Problem to solve — What number of lines in the records below hold the word "this"? Give that number alone.
"""
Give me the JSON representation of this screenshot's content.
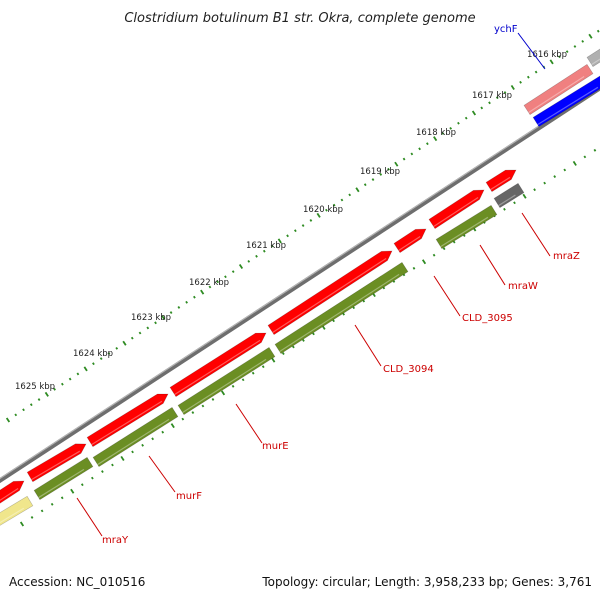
{
  "title": "Clostridium botulinum B1 str. Okra, complete genome",
  "scale": {
    "kbp_labels": [
      "1616 kbp",
      "1617 kbp",
      "1618 kbp",
      "1619 kbp",
      "1620 kbp",
      "1621 kbp",
      "1622 kbp",
      "1623 kbp",
      "1624 kbp",
      "1625 kbp"
    ]
  },
  "genes": [
    {
      "label": "ychF",
      "color": "#0000cc"
    },
    {
      "label": "mraZ",
      "color": "#cc0000"
    },
    {
      "label": "mraW",
      "color": "#cc0000"
    },
    {
      "label": "CLD_3095",
      "color": "#cc0000"
    },
    {
      "label": "CLD_3094",
      "color": "#cc0000"
    },
    {
      "label": "murE",
      "color": "#cc0000"
    },
    {
      "label": "murF",
      "color": "#cc0000"
    },
    {
      "label": "mraY",
      "color": "#cc0000"
    }
  ],
  "colors": {
    "cds": "#ff0000",
    "gene": "#6b8e23",
    "tick": "#2e8b22",
    "backbone": "#888888",
    "pink": "#f08080",
    "blue": "#0000ff",
    "gray_gene": "#666666",
    "khaki": "#f0e68c"
  },
  "footer": {
    "accession": "Accession: NC_010516",
    "topology": "Topology: circular; Length: 3,958,233 bp; Genes: 3,761"
  }
}
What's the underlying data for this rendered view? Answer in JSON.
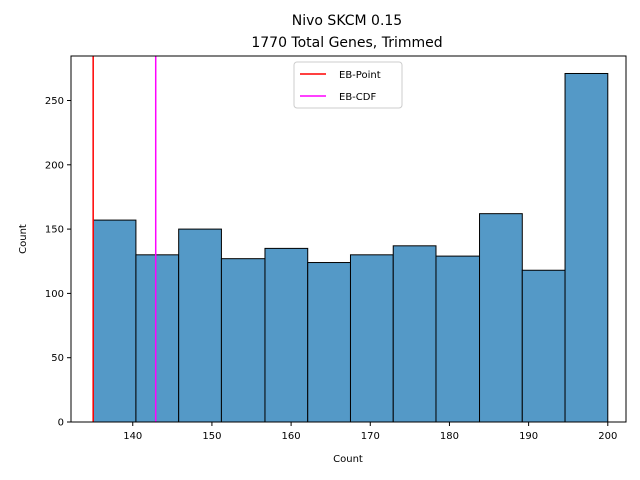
"""
Exercise output — 2